Documento:
Sobre nuestra condición humana pesa una maldición que nos define, especialmente, como sujetos políticos: la de no poder controlar ni saber lo que, en último término, hacemos. Esto no quiere decir que los sujetos políticos no tengan responsabilidades sobre el desenlace de los acontecimientos que ellos mismos desencadenan, sino que toda acción política, así esté bien planeada y, además, prometa un mundo más justo, pone a andar fuerzas históricas de maneras inesperadas. No es casual que, por ejemplo, Hannah Arendt señale que los acontecimientos, que desencadena la acción política, además de estar atravesados por promesas, tengan que estar acompañados por el perdón o por cierta disposición a pedir un perdón que va más allá de la simple absolución jurídica o normativa.

El Pacto Histórico liderado por Gustavo Petro, antes de ser un plan de gobierno, es una promesa. Sin embargo, para comprender esta promesa es necesario dimensionarla en su justa proporción, es decir, como una agrupación de cuerpos, ideas, historias y esperanzas que buscan poner a andar a la historia de una manera diferente. Precisamente, es una apuesta política porque sus causas son vulnerables y, de cierto modo, reiteradamente vencidas en la historia republicana de Colombia. Abordemos esta apuesta de cambio desde algunos puntos de vista.

El derecho y el Pacto Histórico

Los acontecimientos recientes nos enseñan sobre la importancia del derecho en los asuntos humanos. Muchos analistas políticos han reiterado que Iván Duque ha destrozado las instituciones del Estado colombiano. María Jimena Duzán lo dice a propósito de las reiteradas intervenciones del ejecutivo en política y la ruptura de la neutralidad de las Fuerzas Armadas al tomar partido en el debate electoral. Sin embargo, habría que preguntarse por qué las instituciones jurídicas son tan importantes en los asuntos políticos y seguramente esto nos permitirá comprender por qué el uribismo ha emprendido un ataque frontal contra los procedimientos de las leyes de la república.

Como muy bien nos lo enseñan algunos teóricos del Estado, el derecho permite que haya relaciones de mando y obediencia en una sociedad. Sin embargo, dicha relación no es directa. El derecho nos reta a obedecer a través de cierto rodeo: como en las relaciones sociales aparecen formas de dominación injustas –como, por ejemplo, la dominación capitalista o la dominación patriarcal–, es necesario que los más vulnerables cuenten con medios eficaces para resistir a la violencia de la dominación directa de una clase sobre otra o de los hombres sobre las mujeres.

Listados de regiones de elementos:

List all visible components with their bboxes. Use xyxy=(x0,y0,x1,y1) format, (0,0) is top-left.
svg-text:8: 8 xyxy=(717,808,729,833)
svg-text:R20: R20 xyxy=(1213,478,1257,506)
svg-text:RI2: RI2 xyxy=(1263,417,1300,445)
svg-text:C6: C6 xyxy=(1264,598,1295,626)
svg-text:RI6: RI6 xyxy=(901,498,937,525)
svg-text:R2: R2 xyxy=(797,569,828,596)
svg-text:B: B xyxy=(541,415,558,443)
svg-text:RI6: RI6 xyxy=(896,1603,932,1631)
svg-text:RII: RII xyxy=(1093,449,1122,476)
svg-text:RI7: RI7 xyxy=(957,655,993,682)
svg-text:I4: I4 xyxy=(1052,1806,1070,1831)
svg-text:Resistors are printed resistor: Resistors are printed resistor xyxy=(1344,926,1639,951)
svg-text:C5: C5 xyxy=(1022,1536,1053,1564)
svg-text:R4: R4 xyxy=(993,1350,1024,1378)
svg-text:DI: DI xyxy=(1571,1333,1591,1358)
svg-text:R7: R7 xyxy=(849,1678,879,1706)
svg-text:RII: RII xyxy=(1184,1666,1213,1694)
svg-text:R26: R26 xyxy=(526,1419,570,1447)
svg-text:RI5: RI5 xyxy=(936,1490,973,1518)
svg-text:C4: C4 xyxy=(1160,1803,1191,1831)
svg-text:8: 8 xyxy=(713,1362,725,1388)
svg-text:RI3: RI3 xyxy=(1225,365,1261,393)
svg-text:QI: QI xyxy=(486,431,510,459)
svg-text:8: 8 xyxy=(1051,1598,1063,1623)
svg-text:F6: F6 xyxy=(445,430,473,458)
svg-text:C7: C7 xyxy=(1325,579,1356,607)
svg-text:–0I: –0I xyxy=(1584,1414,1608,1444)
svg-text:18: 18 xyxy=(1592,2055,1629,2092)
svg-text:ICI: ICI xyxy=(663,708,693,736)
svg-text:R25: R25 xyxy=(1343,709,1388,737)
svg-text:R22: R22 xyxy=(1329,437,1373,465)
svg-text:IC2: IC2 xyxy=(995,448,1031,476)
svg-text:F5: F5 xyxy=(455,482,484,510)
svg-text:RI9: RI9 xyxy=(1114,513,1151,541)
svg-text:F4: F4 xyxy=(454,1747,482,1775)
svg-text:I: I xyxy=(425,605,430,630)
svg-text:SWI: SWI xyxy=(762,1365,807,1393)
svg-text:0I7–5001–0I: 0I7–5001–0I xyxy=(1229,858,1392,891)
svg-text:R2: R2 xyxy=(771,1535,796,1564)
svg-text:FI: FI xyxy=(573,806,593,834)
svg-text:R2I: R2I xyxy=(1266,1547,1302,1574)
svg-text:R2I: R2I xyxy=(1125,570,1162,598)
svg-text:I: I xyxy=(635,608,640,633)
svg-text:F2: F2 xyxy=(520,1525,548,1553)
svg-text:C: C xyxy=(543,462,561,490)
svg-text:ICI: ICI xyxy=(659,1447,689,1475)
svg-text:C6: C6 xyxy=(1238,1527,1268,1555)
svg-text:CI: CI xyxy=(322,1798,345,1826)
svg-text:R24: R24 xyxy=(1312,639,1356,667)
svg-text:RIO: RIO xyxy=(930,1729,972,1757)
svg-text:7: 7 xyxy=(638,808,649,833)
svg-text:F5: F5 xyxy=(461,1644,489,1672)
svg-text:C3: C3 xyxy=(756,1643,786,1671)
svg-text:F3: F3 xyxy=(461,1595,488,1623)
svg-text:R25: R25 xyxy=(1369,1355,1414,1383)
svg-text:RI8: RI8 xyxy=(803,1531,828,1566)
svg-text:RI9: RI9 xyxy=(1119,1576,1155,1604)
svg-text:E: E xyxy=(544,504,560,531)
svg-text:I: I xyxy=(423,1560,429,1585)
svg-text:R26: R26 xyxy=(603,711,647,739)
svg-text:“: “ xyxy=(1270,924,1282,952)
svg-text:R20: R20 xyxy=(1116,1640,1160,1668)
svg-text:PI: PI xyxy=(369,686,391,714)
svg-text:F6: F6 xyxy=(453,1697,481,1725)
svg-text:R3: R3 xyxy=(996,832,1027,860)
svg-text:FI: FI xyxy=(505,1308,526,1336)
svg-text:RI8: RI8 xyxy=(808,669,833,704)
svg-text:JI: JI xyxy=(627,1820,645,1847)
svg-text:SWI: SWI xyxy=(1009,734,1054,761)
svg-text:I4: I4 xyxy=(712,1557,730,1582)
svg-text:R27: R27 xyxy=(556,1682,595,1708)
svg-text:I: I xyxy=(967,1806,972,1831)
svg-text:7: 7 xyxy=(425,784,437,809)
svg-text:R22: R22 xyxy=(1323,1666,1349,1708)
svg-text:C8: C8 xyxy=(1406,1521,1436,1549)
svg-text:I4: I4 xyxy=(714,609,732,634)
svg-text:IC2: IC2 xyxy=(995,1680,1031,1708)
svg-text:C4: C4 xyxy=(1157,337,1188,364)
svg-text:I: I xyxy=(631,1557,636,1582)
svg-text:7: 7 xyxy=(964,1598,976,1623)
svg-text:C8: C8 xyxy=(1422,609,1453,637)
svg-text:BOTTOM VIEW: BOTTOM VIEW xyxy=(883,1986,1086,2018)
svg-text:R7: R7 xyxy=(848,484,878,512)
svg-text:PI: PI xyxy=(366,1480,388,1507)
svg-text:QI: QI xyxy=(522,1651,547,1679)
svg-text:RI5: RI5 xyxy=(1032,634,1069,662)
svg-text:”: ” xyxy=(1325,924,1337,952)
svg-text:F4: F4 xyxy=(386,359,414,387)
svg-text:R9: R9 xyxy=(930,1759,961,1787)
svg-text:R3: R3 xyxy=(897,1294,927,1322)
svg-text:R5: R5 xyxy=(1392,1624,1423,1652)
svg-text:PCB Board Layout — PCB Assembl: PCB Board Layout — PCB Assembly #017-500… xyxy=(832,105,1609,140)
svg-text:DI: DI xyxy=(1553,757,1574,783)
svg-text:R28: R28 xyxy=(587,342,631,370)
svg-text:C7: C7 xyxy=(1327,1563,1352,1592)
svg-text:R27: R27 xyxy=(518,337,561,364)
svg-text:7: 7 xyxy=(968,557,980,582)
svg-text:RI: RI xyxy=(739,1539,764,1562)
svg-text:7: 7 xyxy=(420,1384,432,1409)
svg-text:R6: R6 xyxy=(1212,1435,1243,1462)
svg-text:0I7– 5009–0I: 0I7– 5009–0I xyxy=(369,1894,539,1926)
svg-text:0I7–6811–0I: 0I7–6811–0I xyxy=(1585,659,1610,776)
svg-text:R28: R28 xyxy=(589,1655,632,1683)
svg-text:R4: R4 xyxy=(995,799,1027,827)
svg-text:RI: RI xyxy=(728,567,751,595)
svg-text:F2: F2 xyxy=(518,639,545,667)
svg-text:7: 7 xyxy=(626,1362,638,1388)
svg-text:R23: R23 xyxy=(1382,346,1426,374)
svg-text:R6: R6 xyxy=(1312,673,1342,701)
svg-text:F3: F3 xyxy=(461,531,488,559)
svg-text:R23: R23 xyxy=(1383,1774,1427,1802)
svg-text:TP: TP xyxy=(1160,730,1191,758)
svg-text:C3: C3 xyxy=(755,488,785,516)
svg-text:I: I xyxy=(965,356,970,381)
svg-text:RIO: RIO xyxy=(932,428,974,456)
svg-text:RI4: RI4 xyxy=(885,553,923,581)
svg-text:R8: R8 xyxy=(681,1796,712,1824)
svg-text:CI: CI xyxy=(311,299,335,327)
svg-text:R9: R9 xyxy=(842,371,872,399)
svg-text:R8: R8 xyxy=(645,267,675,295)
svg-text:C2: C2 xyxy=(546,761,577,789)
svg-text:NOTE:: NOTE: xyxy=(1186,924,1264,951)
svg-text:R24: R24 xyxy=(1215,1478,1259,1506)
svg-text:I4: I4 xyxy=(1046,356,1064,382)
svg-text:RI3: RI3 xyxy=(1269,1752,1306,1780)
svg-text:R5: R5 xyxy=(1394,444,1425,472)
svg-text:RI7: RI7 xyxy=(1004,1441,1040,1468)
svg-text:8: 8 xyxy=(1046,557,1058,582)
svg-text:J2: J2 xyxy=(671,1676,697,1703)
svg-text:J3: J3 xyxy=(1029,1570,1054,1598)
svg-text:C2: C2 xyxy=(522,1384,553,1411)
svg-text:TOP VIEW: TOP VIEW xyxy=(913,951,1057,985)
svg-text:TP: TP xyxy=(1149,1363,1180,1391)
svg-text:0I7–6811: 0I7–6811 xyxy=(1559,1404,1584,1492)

Tareas por realizar:
1. Imprime sin cambios el pasaje del documento sobre el Pacto Histórico que empieza en las palabras "El Pacto Histórico liderado" y termina después de "puntos de vista.".
2. Según el documento sobre el Pacto Histórico, ¿quién lidera ese pacto?
Las filas proceden de una fuente distinta a la del documento.

Conjunto de respuestas:
1.
El Pacto Histórico liderado por Gustavo Petro, antes de ser un plan de gobierno, es una promesa. Sin embargo, para comprender esta promesa es necesario dimensionarla en su justa proporción, es decir, como una agrupación de cuerpos, ideas, historias y esperanzas que buscan poner a andar a la historia de una manera diferente. Precisamente, es una apuesta política porque sus causas son vulnerables y, de cierto modo, reiteradamente vencidas en la historia republicana de Colombia. Abordemos esta apuesta de cambio desde algunos puntos de vista.

2. Gustavo Petro.